Written problem:
Write out the full listing exactly as given, minus the images.

Given data:
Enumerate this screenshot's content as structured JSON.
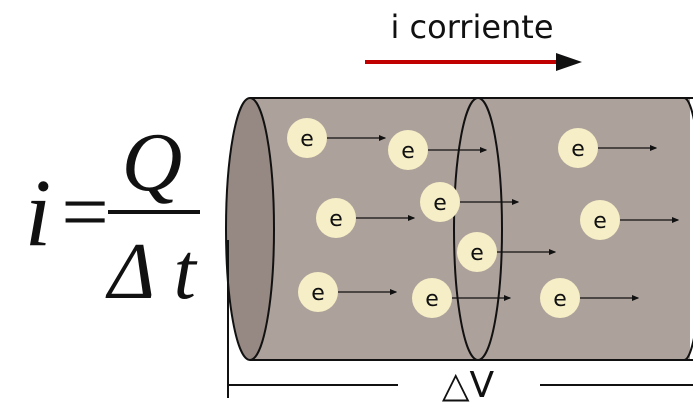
{
  "header": {
    "label": "i corriente"
  },
  "formula": {
    "lhs": "i",
    "equals": "=",
    "numerator": "Q",
    "denominator": "Δ t"
  },
  "length_label": "△V",
  "electrons": [
    {
      "label": "e"
    },
    {
      "label": "e"
    },
    {
      "label": "e"
    },
    {
      "label": "e"
    },
    {
      "label": "e"
    },
    {
      "label": "e"
    },
    {
      "label": "e"
    },
    {
      "label": "e"
    },
    {
      "label": "e"
    },
    {
      "label": "e"
    }
  ]
}
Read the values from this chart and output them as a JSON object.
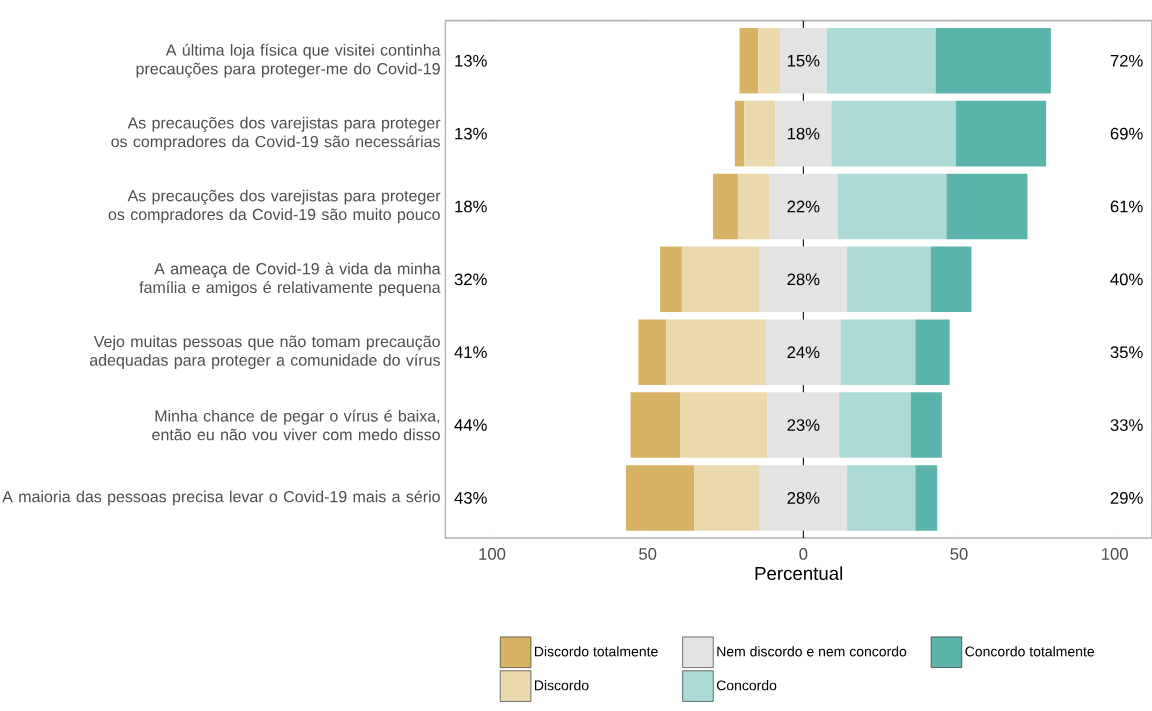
{
  "chart_data": {
    "type": "bar",
    "orientation": "horizontal",
    "categories": [
      "A última loja física que visitei continha precauções para proteger-me do Covid-19",
      "As precauções dos varejistas para proteger os compradores da Covid-19 são necessárias",
      "As precauções dos varejistas para proteger os compradores da Covid-19 são muito pouco",
      "A ameaça de Covid-19 à vida da minha família e amigos é relativamente pequena",
      "Vejo muitas pessoas que não tomam precaução adequadas para proteger a comunidade do vírus",
      "Minha chance de pegar o vírus é baixa, então eu não vou viver com medo disso",
      "A maioria das pessoas precisa levar o Covid-19 mais a sério"
    ],
    "series": [
      {
        "name": "Discordo totalmente",
        "color": "#d8b365",
        "values": [
          6,
          3,
          8,
          7,
          9,
          16,
          22
        ],
        "base": [
          -20.5,
          -22,
          -29,
          -46,
          -53,
          -55.5,
          -57
        ]
      },
      {
        "name": "Discordo",
        "color": "#ebd9ae",
        "values": [
          7,
          10,
          10,
          25,
          32,
          28,
          21
        ],
        "base": [
          -14.5,
          -19,
          -21,
          -39,
          -44,
          -39.5,
          -35
        ]
      },
      {
        "name": "Nem discordo e nem concordo",
        "color": "#e3e3e3",
        "values": [
          15,
          18,
          22,
          28,
          24,
          23,
          28
        ],
        "base": [
          -7.5,
          -9,
          -11,
          -14,
          -12,
          -11.5,
          -14
        ],
        "value_labels": [
          "15%",
          "18%",
          "22%",
          "28%",
          "24%",
          "23%",
          "28%"
        ]
      },
      {
        "name": "Concordo",
        "color": "#acdad6",
        "values": [
          35,
          40,
          35,
          27,
          24,
          23,
          22
        ],
        "base": [
          7.5,
          9,
          11,
          14,
          12,
          11.5,
          14
        ]
      },
      {
        "name": "Concordo totalmente",
        "color": "#5ab4ac",
        "values": [
          37,
          29,
          26,
          13,
          11,
          10,
          7
        ],
        "base": [
          42.5,
          49,
          46,
          41,
          36,
          34.5,
          36
        ]
      }
    ],
    "xlim": [
      -115,
      112
    ],
    "xticks": [
      {
        "value": -100,
        "label": "100"
      },
      {
        "value": -50,
        "label": "50"
      },
      0,
      50,
      100
    ],
    "xlabel": "Percentual",
    "ref_lines": [
      {
        "axis": "x",
        "value": 0,
        "color": "#000000"
      }
    ],
    "legend": "bottom",
    "annotations": [
      "13%",
      "72%",
      "13%",
      "69%",
      "18%",
      "61%",
      "32%",
      "40%",
      "41%",
      "35%",
      "44%",
      "33%",
      "43%",
      "29%"
    ]
  }
}
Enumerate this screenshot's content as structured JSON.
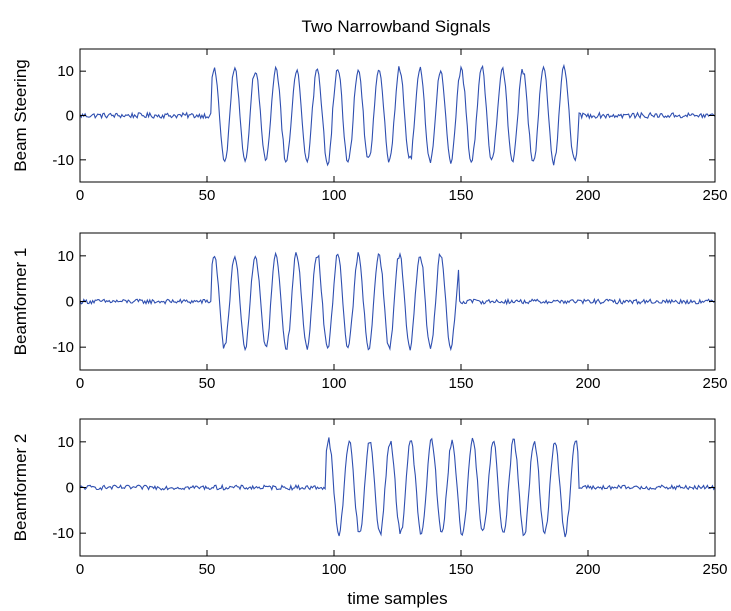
{
  "chart_data": [
    {
      "type": "line",
      "title": "Two Narrowband Signals",
      "xlabel": "",
      "ylabel": "Beam Steering",
      "xlim": [
        0,
        250
      ],
      "ylim": [
        -15,
        15
      ],
      "xticks": [
        0,
        50,
        100,
        150,
        200,
        250
      ],
      "yticks": [
        -10,
        0,
        10
      ],
      "series": [
        {
          "color": "#2f4fb0",
          "burst_start": 52,
          "burst_end": 196,
          "period": 8.1,
          "amplitude": 10.5,
          "noise": 0.6
        }
      ]
    },
    {
      "type": "line",
      "title": "",
      "xlabel": "",
      "ylabel": "Beamformer 1",
      "xlim": [
        0,
        250
      ],
      "ylim": [
        -15,
        15
      ],
      "xticks": [
        0,
        50,
        100,
        150,
        200,
        250
      ],
      "yticks": [
        -10,
        0,
        10
      ],
      "series": [
        {
          "color": "#2f4fb0",
          "burst_start": 52,
          "burst_end": 149,
          "period": 8.1,
          "amplitude": 10.2,
          "noise": 0.5
        }
      ]
    },
    {
      "type": "line",
      "title": "",
      "xlabel": "time samples",
      "ylabel": "Beamformer 2",
      "xlim": [
        0,
        250
      ],
      "ylim": [
        -15,
        15
      ],
      "xticks": [
        0,
        50,
        100,
        150,
        200,
        250
      ],
      "yticks": [
        -10,
        0,
        10
      ],
      "series": [
        {
          "color": "#2f4fb0",
          "burst_start": 97,
          "burst_end": 196,
          "period": 8.1,
          "amplitude": 10.2,
          "noise": 0.5
        }
      ]
    }
  ]
}
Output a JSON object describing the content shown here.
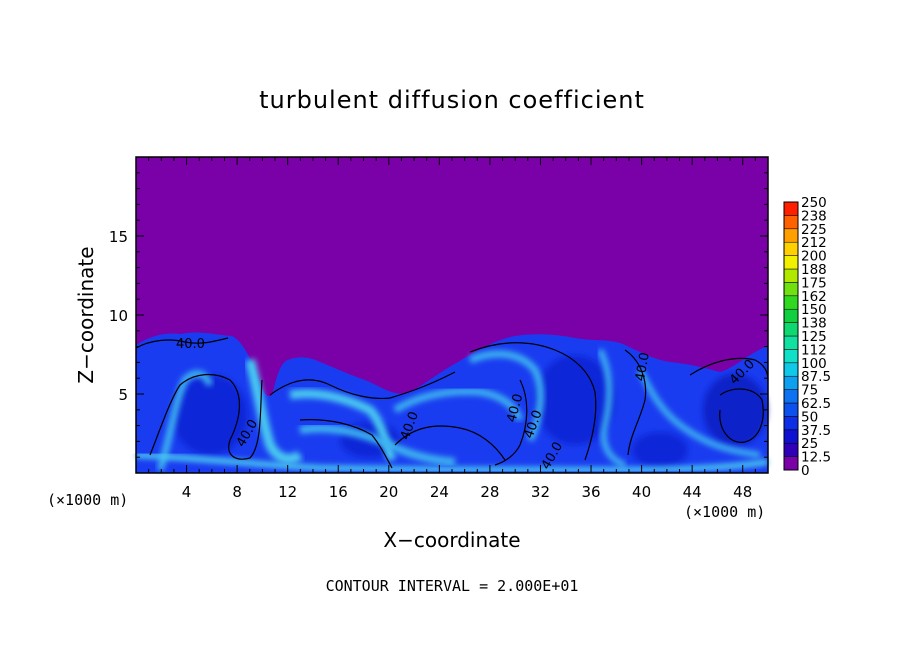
{
  "chart_data": {
    "type": "heatmap",
    "title": "turbulent diffusion coefficient",
    "xlabel": "X−coordinate",
    "ylabel": "Z−coordinate",
    "x_unit_left": "(×1000 m)",
    "x_unit_right": "(×1000 m)",
    "xlim": [
      0,
      50
    ],
    "ylim": [
      0,
      20
    ],
    "x_ticks": [
      4,
      8,
      12,
      16,
      20,
      24,
      28,
      32,
      36,
      40,
      44,
      48
    ],
    "y_ticks": [
      5,
      10,
      15
    ],
    "contour_interval_text": "CONTOUR INTERVAL = 2.000E+01",
    "contour_labels": [
      "40.0",
      "40.0",
      "40.0",
      "40.0",
      "40.0",
      "40.0",
      "40.0",
      "40.0"
    ],
    "colorbar": {
      "levels": [
        "0",
        "12.5",
        "25",
        "37.5",
        "50",
        "62.5",
        "75",
        "87.5",
        "100",
        "112",
        "125",
        "138",
        "150",
        "162",
        "175",
        "188",
        "200",
        "212",
        "225",
        "238",
        "250"
      ],
      "colors": [
        "#7a00a8",
        "#3000b8",
        "#1010d0",
        "#0c2ee6",
        "#0c50ee",
        "#0d72f2",
        "#0ea0f0",
        "#10c8e8",
        "#10e0c8",
        "#10e0a0",
        "#10d870",
        "#10d040",
        "#30d820",
        "#70e010",
        "#b0e800",
        "#f0f000",
        "#ffd000",
        "#ffa000",
        "#ff6000",
        "#ff2000",
        "#ff8080"
      ]
    },
    "background_color": "#7a00a8",
    "turbulent_layer_color": "#1a3cf0",
    "high_value_color": "#48c8f0"
  }
}
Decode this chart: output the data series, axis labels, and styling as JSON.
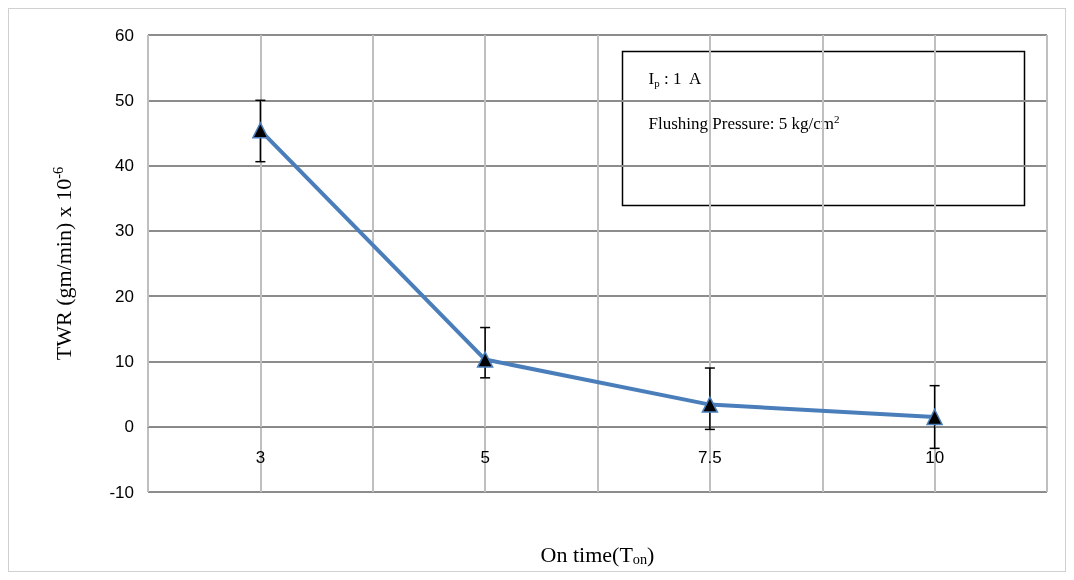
{
  "chart_data": {
    "type": "line",
    "xlabel": "On time(T$_{on}$)",
    "ylabel": "TWR (gm/min) x 10$^{-6}$",
    "categories": [
      "3",
      "5",
      "7.5",
      "10"
    ],
    "series": [
      {
        "color": "#4a7ebb",
        "values": [
          45.4,
          10.3,
          3.4,
          1.5
        ],
        "errors": [
          [
            40.6,
            50
          ],
          [
            7.5,
            15.2
          ],
          [
            -0.4,
            9.0
          ],
          [
            -3.3,
            6.3
          ]
        ]
      }
    ],
    "ylim": [
      -10,
      60
    ],
    "yticks": [
      -10,
      0,
      10,
      20,
      30,
      40,
      50,
      60
    ],
    "grid": true,
    "marker": "triangle",
    "line_style": "solid",
    "annotations": [
      "I$_{p}$ : 1  A",
      "Flushing Pressure: 5 kg/cm$^{2}$"
    ]
  }
}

Correct answer:
Enumerate this screenshot's content as structured JSON.
{
  "header": {
    "label": "i corriente"
  },
  "formula": {
    "lhs": "i",
    "equals": "=",
    "numerator": "Q",
    "denominator": "Δ t"
  },
  "length_label": "△V",
  "electrons": [
    {
      "label": "e"
    },
    {
      "label": "e"
    },
    {
      "label": "e"
    },
    {
      "label": "e"
    },
    {
      "label": "e"
    },
    {
      "label": "e"
    },
    {
      "label": "e"
    },
    {
      "label": "e"
    },
    {
      "label": "e"
    },
    {
      "label": "e"
    }
  ]
}
Read the values from this chart and output them as a JSON object.
{
  "chart_data": {
    "type": "bar",
    "orientation": "horizontal",
    "categories": [
      "A última loja física que visitei continha precauções para proteger-me do Covid-19",
      "As precauções dos varejistas para proteger os compradores da Covid-19 são necessárias",
      "As precauções dos varejistas para proteger os compradores da Covid-19 são muito pouco",
      "A ameaça de Covid-19 à vida da minha família e amigos é relativamente pequena",
      "Vejo muitas pessoas que não tomam precaução adequadas para proteger a comunidade do vírus",
      "Minha chance de pegar o vírus é baixa, então eu não vou viver com medo disso",
      "A maioria das pessoas precisa levar o Covid-19 mais a sério"
    ],
    "series": [
      {
        "name": "Discordo totalmente",
        "color": "#d8b365",
        "values": [
          6,
          3,
          8,
          7,
          9,
          16,
          22
        ],
        "base": [
          -20.5,
          -22,
          -29,
          -46,
          -53,
          -55.5,
          -57
        ]
      },
      {
        "name": "Discordo",
        "color": "#ebd9ae",
        "values": [
          7,
          10,
          10,
          25,
          32,
          28,
          21
        ],
        "base": [
          -14.5,
          -19,
          -21,
          -39,
          -44,
          -39.5,
          -35
        ]
      },
      {
        "name": "Nem discordo e nem concordo",
        "color": "#e3e3e3",
        "values": [
          15,
          18,
          22,
          28,
          24,
          23,
          28
        ],
        "base": [
          -7.5,
          -9,
          -11,
          -14,
          -12,
          -11.5,
          -14
        ],
        "value_labels": [
          "15%",
          "18%",
          "22%",
          "28%",
          "24%",
          "23%",
          "28%"
        ]
      },
      {
        "name": "Concordo",
        "color": "#acdad6",
        "values": [
          35,
          40,
          35,
          27,
          24,
          23,
          22
        ],
        "base": [
          7.5,
          9,
          11,
          14,
          12,
          11.5,
          14
        ]
      },
      {
        "name": "Concordo totalmente",
        "color": "#5ab4ac",
        "values": [
          37,
          29,
          26,
          13,
          11,
          10,
          7
        ],
        "base": [
          42.5,
          49,
          46,
          41,
          36,
          34.5,
          36
        ]
      }
    ],
    "xlim": [
      -115,
      112
    ],
    "xticks": [
      {
        "value": -100,
        "label": "100"
      },
      {
        "value": -50,
        "label": "50"
      },
      0,
      50,
      100
    ],
    "xlabel": "Percentual",
    "ref_lines": [
      {
        "axis": "x",
        "value": 0,
        "color": "#000000"
      }
    ],
    "legend": "bottom",
    "annotations": [
      "13%",
      "72%",
      "13%",
      "69%",
      "18%",
      "61%",
      "32%",
      "40%",
      "41%",
      "35%",
      "44%",
      "33%",
      "43%",
      "29%"
    ]
  }
}
Enumerate this screenshot's content as structured JSON.
{
  "chart_data": [
    {
      "type": "line",
      "title": "Two Narrowband Signals",
      "xlabel": "",
      "ylabel": "Beam Steering",
      "xlim": [
        0,
        250
      ],
      "ylim": [
        -15,
        15
      ],
      "xticks": [
        0,
        50,
        100,
        150,
        200,
        250
      ],
      "yticks": [
        -10,
        0,
        10
      ],
      "series": [
        {
          "color": "#2f4fb0",
          "burst_start": 52,
          "burst_end": 196,
          "period": 8.1,
          "amplitude": 10.5,
          "noise": 0.6
        }
      ]
    },
    {
      "type": "line",
      "title": "",
      "xlabel": "",
      "ylabel": "Beamformer 1",
      "xlim": [
        0,
        250
      ],
      "ylim": [
        -15,
        15
      ],
      "xticks": [
        0,
        50,
        100,
        150,
        200,
        250
      ],
      "yticks": [
        -10,
        0,
        10
      ],
      "series": [
        {
          "color": "#2f4fb0",
          "burst_start": 52,
          "burst_end": 149,
          "period": 8.1,
          "amplitude": 10.2,
          "noise": 0.5
        }
      ]
    },
    {
      "type": "line",
      "title": "",
      "xlabel": "time samples",
      "ylabel": "Beamformer 2",
      "xlim": [
        0,
        250
      ],
      "ylim": [
        -15,
        15
      ],
      "xticks": [
        0,
        50,
        100,
        150,
        200,
        250
      ],
      "yticks": [
        -10,
        0,
        10
      ],
      "series": [
        {
          "color": "#2f4fb0",
          "burst_start": 97,
          "burst_end": 196,
          "period": 8.1,
          "amplitude": 10.2,
          "noise": 0.5
        }
      ]
    }
  ]
}
Output a JSON object describing the content shown here.
{
  "chart_data": {
    "type": "heatmap",
    "title": "turbulent diffusion coefficient",
    "xlabel": "X−coordinate",
    "ylabel": "Z−coordinate",
    "x_unit_left": "(×1000 m)",
    "x_unit_right": "(×1000 m)",
    "xlim": [
      0,
      50
    ],
    "ylim": [
      0,
      20
    ],
    "x_ticks": [
      4,
      8,
      12,
      16,
      20,
      24,
      28,
      32,
      36,
      40,
      44,
      48
    ],
    "y_ticks": [
      5,
      10,
      15
    ],
    "contour_interval_text": "CONTOUR INTERVAL = 2.000E+01",
    "contour_labels": [
      "40.0",
      "40.0",
      "40.0",
      "40.0",
      "40.0",
      "40.0",
      "40.0",
      "40.0"
    ],
    "colorbar": {
      "levels": [
        "0",
        "12.5",
        "25",
        "37.5",
        "50",
        "62.5",
        "75",
        "87.5",
        "100",
        "112",
        "125",
        "138",
        "150",
        "162",
        "175",
        "188",
        "200",
        "212",
        "225",
        "238",
        "250"
      ],
      "colors": [
        "#7a00a8",
        "#3000b8",
        "#1010d0",
        "#0c2ee6",
        "#0c50ee",
        "#0d72f2",
        "#0ea0f0",
        "#10c8e8",
        "#10e0c8",
        "#10e0a0",
        "#10d870",
        "#10d040",
        "#30d820",
        "#70e010",
        "#b0e800",
        "#f0f000",
        "#ffd000",
        "#ffa000",
        "#ff6000",
        "#ff2000",
        "#ff8080"
      ]
    },
    "background_color": "#7a00a8",
    "turbulent_layer_color": "#1a3cf0",
    "high_value_color": "#48c8f0"
  }
}
Decode this chart: output the data series, axis labels, and styling as JSON.
{
  "chart_data": {
    "type": "line",
    "xlabel": "On time(T$_{on}$)",
    "ylabel": "TWR (gm/min) x 10$^{-6}$",
    "categories": [
      "3",
      "5",
      "7.5",
      "10"
    ],
    "series": [
      {
        "color": "#4a7ebb",
        "values": [
          45.4,
          10.3,
          3.4,
          1.5
        ],
        "errors": [
          [
            40.6,
            50
          ],
          [
            7.5,
            15.2
          ],
          [
            -0.4,
            9.0
          ],
          [
            -3.3,
            6.3
          ]
        ]
      }
    ],
    "ylim": [
      -10,
      60
    ],
    "yticks": [
      -10,
      0,
      10,
      20,
      30,
      40,
      50,
      60
    ],
    "grid": true,
    "marker": "triangle",
    "line_style": "solid",
    "annotations": [
      "I$_{p}$ : 1  A",
      "Flushing Pressure: 5 kg/cm$^{2}$"
    ]
  }
}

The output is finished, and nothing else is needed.